[SHORT TASK] Don't copy the pictures; return every other part of the records exactly.

-- -- --

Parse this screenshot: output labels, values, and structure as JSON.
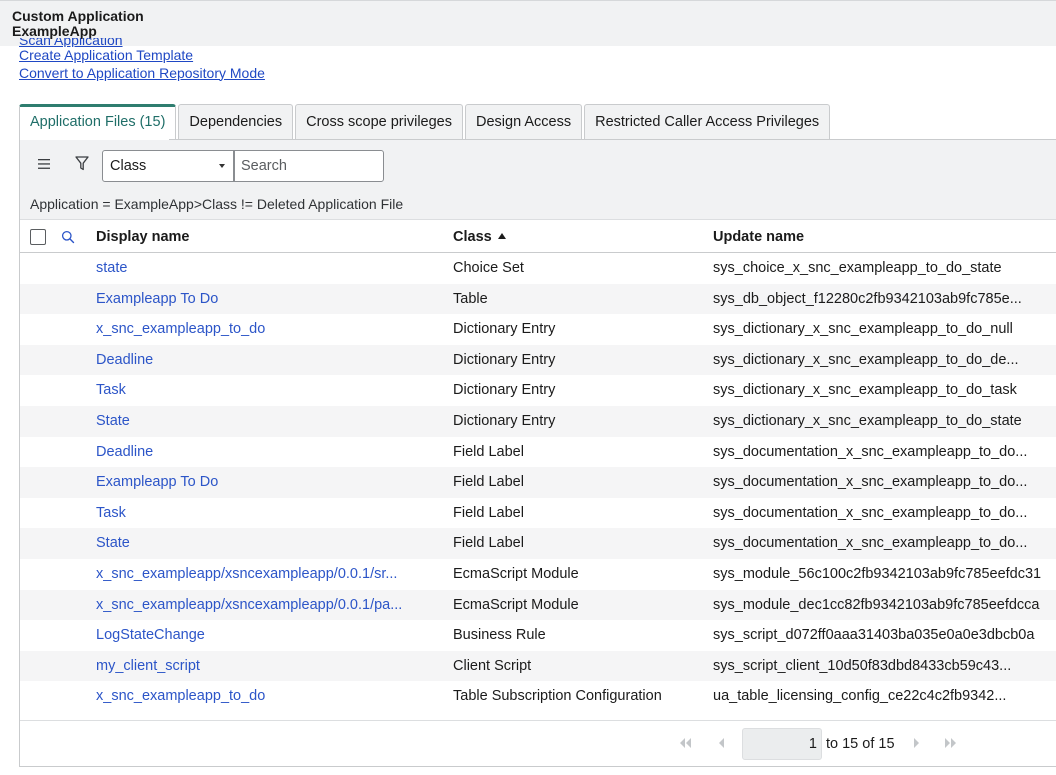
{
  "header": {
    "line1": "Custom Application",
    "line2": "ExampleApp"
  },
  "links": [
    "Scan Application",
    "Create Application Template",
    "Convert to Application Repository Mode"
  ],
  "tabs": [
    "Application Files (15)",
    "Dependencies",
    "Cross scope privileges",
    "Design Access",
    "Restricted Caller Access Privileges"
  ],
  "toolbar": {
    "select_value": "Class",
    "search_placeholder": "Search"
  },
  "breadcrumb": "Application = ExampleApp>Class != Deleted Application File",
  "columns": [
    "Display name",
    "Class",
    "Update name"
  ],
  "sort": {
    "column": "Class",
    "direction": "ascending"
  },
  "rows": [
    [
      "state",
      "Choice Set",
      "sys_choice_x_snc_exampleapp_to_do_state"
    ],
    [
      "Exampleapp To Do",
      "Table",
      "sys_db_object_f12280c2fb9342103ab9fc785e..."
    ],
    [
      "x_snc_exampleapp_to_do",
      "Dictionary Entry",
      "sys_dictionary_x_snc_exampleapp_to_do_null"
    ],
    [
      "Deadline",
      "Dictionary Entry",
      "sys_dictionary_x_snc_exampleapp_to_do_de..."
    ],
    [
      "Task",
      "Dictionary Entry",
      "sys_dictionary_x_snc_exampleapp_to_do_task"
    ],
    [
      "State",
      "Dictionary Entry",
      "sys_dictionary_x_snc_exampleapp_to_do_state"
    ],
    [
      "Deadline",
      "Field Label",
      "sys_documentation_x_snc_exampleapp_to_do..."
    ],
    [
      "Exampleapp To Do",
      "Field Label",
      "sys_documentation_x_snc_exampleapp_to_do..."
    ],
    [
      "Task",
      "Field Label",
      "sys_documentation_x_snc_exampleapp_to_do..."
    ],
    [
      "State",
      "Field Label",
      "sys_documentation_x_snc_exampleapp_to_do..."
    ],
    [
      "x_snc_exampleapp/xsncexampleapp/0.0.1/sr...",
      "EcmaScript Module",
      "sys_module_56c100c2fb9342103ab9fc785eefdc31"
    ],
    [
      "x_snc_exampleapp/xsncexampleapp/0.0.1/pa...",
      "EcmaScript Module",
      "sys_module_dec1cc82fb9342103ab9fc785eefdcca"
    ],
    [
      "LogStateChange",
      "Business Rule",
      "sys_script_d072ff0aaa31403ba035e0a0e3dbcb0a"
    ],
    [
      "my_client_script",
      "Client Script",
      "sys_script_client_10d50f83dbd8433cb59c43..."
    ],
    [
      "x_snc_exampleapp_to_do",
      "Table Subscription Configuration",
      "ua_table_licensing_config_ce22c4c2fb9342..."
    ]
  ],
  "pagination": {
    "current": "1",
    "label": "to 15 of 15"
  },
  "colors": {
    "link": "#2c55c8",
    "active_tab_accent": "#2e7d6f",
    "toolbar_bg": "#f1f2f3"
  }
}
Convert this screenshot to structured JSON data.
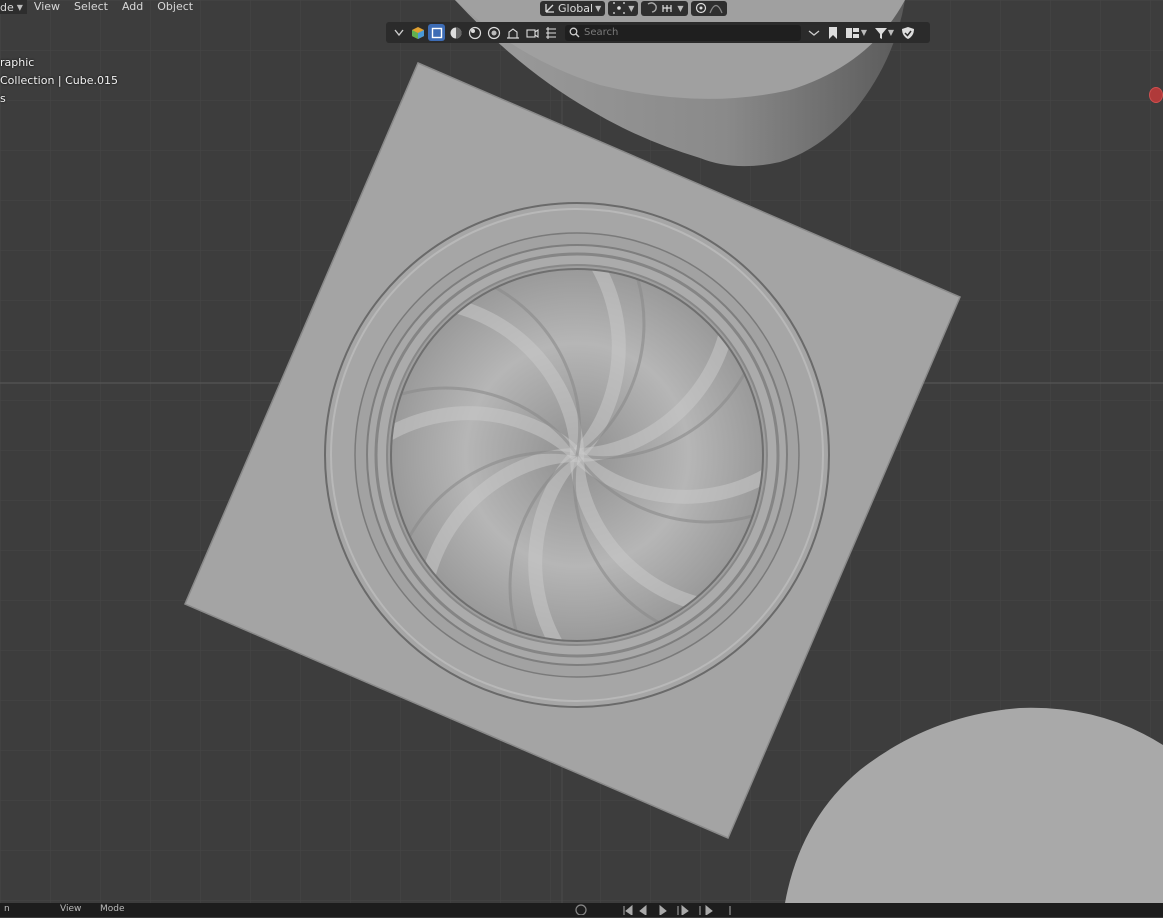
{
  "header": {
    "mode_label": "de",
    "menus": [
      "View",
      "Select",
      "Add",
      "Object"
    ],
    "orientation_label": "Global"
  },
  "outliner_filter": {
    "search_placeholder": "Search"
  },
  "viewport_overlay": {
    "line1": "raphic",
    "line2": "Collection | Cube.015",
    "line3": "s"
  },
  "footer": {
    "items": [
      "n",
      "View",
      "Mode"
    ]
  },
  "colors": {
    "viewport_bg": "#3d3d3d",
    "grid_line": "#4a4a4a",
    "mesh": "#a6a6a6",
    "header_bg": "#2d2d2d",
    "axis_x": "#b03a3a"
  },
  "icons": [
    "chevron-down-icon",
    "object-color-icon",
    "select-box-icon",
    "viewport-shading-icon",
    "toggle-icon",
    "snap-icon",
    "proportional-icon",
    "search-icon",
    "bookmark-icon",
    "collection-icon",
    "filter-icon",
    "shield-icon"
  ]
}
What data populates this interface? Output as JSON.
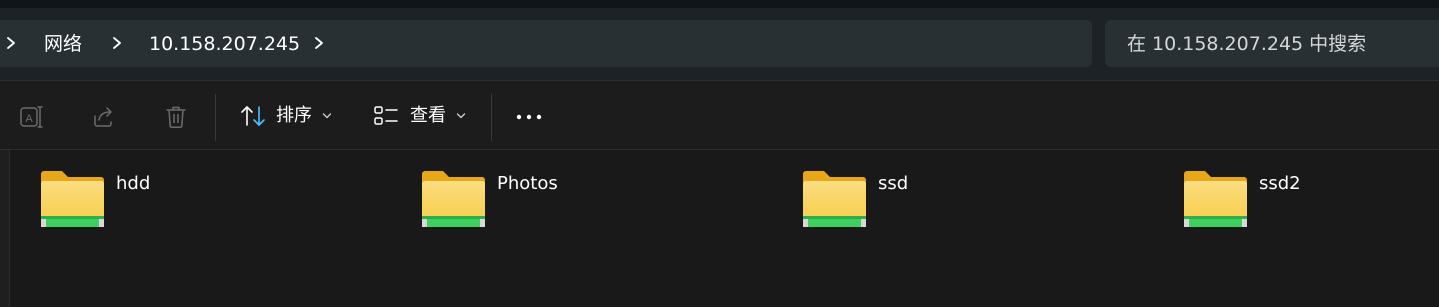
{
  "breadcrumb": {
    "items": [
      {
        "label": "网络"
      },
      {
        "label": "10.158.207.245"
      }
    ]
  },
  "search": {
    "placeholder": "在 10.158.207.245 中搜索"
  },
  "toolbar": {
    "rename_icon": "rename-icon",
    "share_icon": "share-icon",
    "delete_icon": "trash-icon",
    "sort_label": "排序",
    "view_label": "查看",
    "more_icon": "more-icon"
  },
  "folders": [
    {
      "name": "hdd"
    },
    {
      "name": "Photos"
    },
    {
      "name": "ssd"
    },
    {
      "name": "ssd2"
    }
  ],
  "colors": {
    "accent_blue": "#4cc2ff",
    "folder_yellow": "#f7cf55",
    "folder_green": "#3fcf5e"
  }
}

-- -- --

[ANSWER IN FULL]
Parse this screenshot: output labels, values, and structure as JSON.
{
  "header": {
    "line1": "Custom Application",
    "line2": "ExampleApp"
  },
  "links": [
    "Scan Application",
    "Create Application Template",
    "Convert to Application Repository Mode"
  ],
  "tabs": [
    "Application Files (15)",
    "Dependencies",
    "Cross scope privileges",
    "Design Access",
    "Restricted Caller Access Privileges"
  ],
  "toolbar": {
    "select_value": "Class",
    "search_placeholder": "Search"
  },
  "breadcrumb": "Application = ExampleApp>Class != Deleted Application File",
  "columns": [
    "Display name",
    "Class",
    "Update name"
  ],
  "sort": {
    "column": "Class",
    "direction": "ascending"
  },
  "rows": [
    [
      "state",
      "Choice Set",
      "sys_choice_x_snc_exampleapp_to_do_state"
    ],
    [
      "Exampleapp To Do",
      "Table",
      "sys_db_object_f12280c2fb9342103ab9fc785e..."
    ],
    [
      "x_snc_exampleapp_to_do",
      "Dictionary Entry",
      "sys_dictionary_x_snc_exampleapp_to_do_null"
    ],
    [
      "Deadline",
      "Dictionary Entry",
      "sys_dictionary_x_snc_exampleapp_to_do_de..."
    ],
    [
      "Task",
      "Dictionary Entry",
      "sys_dictionary_x_snc_exampleapp_to_do_task"
    ],
    [
      "State",
      "Dictionary Entry",
      "sys_dictionary_x_snc_exampleapp_to_do_state"
    ],
    [
      "Deadline",
      "Field Label",
      "sys_documentation_x_snc_exampleapp_to_do..."
    ],
    [
      "Exampleapp To Do",
      "Field Label",
      "sys_documentation_x_snc_exampleapp_to_do..."
    ],
    [
      "Task",
      "Field Label",
      "sys_documentation_x_snc_exampleapp_to_do..."
    ],
    [
      "State",
      "Field Label",
      "sys_documentation_x_snc_exampleapp_to_do..."
    ],
    [
      "x_snc_exampleapp/xsncexampleapp/0.0.1/sr...",
      "EcmaScript Module",
      "sys_module_56c100c2fb9342103ab9fc785eefdc31"
    ],
    [
      "x_snc_exampleapp/xsncexampleapp/0.0.1/pa...",
      "EcmaScript Module",
      "sys_module_dec1cc82fb9342103ab9fc785eefdcca"
    ],
    [
      "LogStateChange",
      "Business Rule",
      "sys_script_d072ff0aaa31403ba035e0a0e3dbcb0a"
    ],
    [
      "my_client_script",
      "Client Script",
      "sys_script_client_10d50f83dbd8433cb59c43..."
    ],
    [
      "x_snc_exampleapp_to_do",
      "Table Subscription Configuration",
      "ua_table_licensing_config_ce22c4c2fb9342..."
    ]
  ],
  "pagination": {
    "current": "1",
    "label": "to 15 of 15"
  },
  "colors": {
    "link": "#2c55c8",
    "active_tab_accent": "#2e7d6f",
    "toolbar_bg": "#f1f2f3"
  }
}
Convert this screenshot to structured JSON data.
{
  "header": {
    "mode_label": "de",
    "menus": [
      "View",
      "Select",
      "Add",
      "Object"
    ],
    "orientation_label": "Global"
  },
  "outliner_filter": {
    "search_placeholder": "Search"
  },
  "viewport_overlay": {
    "line1": "raphic",
    "line2": "Collection | Cube.015",
    "line3": "s"
  },
  "footer": {
    "items": [
      "n",
      "View",
      "Mode"
    ]
  },
  "colors": {
    "viewport_bg": "#3d3d3d",
    "grid_line": "#4a4a4a",
    "mesh": "#a6a6a6",
    "header_bg": "#2d2d2d",
    "axis_x": "#b03a3a"
  },
  "icons": [
    "chevron-down-icon",
    "object-color-icon",
    "select-box-icon",
    "viewport-shading-icon",
    "toggle-icon",
    "snap-icon",
    "proportional-icon",
    "search-icon",
    "bookmark-icon",
    "collection-icon",
    "filter-icon",
    "shield-icon"
  ]
}
What data populates this interface? Output as JSON.
{
  "breadcrumb": {
    "items": [
      {
        "label": "网络"
      },
      {
        "label": "10.158.207.245"
      }
    ]
  },
  "search": {
    "placeholder": "在 10.158.207.245 中搜索"
  },
  "toolbar": {
    "rename_icon": "rename-icon",
    "share_icon": "share-icon",
    "delete_icon": "trash-icon",
    "sort_label": "排序",
    "view_label": "查看",
    "more_icon": "more-icon"
  },
  "folders": [
    {
      "name": "hdd"
    },
    {
      "name": "Photos"
    },
    {
      "name": "ssd"
    },
    {
      "name": "ssd2"
    }
  ],
  "colors": {
    "accent_blue": "#4cc2ff",
    "folder_yellow": "#f7cf55",
    "folder_green": "#3fcf5e"
  }
}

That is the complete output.